SUPPLIED RECORDS: Begin

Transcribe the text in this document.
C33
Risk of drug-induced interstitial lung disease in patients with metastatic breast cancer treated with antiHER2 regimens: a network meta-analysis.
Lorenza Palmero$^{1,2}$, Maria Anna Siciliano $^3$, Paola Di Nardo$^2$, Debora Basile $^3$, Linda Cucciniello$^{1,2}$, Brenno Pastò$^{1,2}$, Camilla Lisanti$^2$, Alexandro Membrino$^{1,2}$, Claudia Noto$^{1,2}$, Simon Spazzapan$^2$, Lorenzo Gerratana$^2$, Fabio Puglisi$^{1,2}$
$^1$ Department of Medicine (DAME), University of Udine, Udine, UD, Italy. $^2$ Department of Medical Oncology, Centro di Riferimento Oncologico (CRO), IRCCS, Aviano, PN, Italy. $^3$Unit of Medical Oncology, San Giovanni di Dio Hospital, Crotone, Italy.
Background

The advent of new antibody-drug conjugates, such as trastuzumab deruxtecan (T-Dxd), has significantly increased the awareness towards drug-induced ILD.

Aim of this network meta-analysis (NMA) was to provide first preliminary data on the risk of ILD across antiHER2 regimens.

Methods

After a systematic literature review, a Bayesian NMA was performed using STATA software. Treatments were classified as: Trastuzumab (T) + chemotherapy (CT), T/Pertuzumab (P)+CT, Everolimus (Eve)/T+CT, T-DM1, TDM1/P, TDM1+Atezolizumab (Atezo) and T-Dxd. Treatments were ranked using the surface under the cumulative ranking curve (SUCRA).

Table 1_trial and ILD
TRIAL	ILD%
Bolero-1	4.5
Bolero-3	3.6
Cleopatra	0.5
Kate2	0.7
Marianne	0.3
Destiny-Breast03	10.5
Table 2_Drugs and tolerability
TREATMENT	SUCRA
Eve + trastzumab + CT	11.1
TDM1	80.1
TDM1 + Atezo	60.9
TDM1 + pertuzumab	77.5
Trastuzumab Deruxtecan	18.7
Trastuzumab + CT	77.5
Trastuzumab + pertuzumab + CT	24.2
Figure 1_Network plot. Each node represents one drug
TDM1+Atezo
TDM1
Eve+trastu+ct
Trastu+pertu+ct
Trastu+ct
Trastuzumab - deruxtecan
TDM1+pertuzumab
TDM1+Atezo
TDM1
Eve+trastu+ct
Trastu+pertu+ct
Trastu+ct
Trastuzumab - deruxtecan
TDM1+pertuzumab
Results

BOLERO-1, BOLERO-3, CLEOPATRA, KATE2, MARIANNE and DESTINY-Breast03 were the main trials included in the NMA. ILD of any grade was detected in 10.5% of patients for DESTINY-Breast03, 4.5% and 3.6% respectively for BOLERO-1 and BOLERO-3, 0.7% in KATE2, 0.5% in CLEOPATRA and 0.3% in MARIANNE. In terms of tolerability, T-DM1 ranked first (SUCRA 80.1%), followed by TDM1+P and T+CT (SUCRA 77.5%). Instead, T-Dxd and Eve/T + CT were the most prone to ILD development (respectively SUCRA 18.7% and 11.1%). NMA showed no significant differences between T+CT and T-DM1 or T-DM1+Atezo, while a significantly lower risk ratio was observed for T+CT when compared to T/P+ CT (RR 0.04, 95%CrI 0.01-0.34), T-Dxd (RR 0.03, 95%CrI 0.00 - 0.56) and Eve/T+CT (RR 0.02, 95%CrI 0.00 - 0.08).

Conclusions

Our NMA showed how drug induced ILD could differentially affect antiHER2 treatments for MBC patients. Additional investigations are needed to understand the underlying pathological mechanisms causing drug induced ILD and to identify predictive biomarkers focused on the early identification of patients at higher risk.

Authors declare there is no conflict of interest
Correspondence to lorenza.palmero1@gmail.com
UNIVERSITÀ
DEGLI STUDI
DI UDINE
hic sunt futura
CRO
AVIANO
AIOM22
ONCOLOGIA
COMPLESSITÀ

SUPPLIED RECORDS: End
SUPPLIED RECORDS: Begin

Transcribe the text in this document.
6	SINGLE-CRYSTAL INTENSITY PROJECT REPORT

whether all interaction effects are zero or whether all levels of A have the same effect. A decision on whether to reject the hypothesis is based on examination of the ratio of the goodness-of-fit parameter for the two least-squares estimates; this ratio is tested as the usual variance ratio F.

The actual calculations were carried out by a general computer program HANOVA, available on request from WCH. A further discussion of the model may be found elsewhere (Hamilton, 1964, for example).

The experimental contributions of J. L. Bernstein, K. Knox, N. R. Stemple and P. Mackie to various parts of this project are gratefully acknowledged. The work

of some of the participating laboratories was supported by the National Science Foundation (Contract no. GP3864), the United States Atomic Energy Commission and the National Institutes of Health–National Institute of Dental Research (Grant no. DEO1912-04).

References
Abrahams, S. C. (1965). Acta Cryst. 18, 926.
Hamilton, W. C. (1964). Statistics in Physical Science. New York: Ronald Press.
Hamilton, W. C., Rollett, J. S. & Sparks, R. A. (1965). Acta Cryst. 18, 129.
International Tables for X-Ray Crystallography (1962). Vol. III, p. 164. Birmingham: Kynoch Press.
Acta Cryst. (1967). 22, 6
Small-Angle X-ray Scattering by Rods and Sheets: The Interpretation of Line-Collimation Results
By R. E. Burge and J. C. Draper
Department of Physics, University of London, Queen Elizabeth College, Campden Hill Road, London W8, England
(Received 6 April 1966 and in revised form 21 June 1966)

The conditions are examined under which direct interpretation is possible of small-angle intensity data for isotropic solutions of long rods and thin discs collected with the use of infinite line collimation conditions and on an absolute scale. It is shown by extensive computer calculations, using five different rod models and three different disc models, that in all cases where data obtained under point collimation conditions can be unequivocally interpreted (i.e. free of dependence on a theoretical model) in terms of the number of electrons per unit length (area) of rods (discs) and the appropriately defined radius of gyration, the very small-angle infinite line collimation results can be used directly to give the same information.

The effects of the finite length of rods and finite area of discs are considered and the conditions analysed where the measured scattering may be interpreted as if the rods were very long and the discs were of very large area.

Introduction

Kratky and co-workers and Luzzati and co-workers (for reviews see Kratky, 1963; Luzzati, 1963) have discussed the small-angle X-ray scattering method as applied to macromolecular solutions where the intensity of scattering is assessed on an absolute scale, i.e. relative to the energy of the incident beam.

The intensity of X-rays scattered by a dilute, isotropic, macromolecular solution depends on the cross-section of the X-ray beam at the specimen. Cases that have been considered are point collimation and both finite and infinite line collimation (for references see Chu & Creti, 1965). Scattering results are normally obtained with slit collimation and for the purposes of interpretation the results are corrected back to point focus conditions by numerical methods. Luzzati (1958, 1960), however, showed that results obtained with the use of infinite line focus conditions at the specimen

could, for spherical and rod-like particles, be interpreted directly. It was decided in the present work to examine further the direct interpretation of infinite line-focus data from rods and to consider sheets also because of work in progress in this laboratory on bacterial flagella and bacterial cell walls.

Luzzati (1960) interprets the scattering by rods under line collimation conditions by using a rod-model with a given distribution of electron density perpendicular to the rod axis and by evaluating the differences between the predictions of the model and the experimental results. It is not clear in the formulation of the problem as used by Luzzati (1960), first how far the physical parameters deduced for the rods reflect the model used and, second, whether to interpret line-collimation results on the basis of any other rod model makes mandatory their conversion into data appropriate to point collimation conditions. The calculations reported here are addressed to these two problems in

SUPPLIED RECORDS: End

▶ EXERCISE INSTRUCTIONS
Reproduce every line of the material above that has the string "further".

▶ PROBLEM SOLUTION
The actual calculations were carried out by a general computer program HANOVA, available on request from WCH. A further discussion of the model may be found elsewhere (Hamilton, 1964, for example).
could, for spherical and rod-like particles, be interpreted directly. It was decided in the present work to examine further the direct interpretation of infinite line-focus data from rods and to consider sheets also because of work in progress in this laboratory on bacterial flagella and bacterial cell walls.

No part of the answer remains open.